[Data extracted from a collection]
━━━━━━━━━━━━━━━━━━━━━━━━━━━━━━

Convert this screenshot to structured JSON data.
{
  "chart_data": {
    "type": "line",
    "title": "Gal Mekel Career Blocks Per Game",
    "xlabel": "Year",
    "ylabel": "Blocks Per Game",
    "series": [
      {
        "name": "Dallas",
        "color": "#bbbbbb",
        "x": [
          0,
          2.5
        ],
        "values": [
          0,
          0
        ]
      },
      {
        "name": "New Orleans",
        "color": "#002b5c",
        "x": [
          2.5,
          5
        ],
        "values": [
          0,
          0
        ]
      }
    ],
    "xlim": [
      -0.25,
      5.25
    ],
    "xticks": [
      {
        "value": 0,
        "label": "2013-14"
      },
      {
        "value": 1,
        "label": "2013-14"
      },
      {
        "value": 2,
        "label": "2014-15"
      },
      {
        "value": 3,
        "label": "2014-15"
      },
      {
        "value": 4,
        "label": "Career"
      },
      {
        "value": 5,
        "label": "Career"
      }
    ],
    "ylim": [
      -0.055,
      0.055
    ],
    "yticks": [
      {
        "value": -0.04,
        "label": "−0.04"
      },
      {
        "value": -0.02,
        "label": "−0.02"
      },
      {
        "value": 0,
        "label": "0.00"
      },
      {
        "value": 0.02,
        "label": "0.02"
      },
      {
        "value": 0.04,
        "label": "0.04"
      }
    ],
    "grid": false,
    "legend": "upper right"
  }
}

━━━━━━━━━━━━━━━━━━━━━━━━━━━━━━

### Task description:
Gather every line from the entries above where the word "Blocks" appears, and copy them.

### Complete response:
    "title": "Gal Mekel Career Blocks Per Game",
    "ylabel": "Blocks Per Game",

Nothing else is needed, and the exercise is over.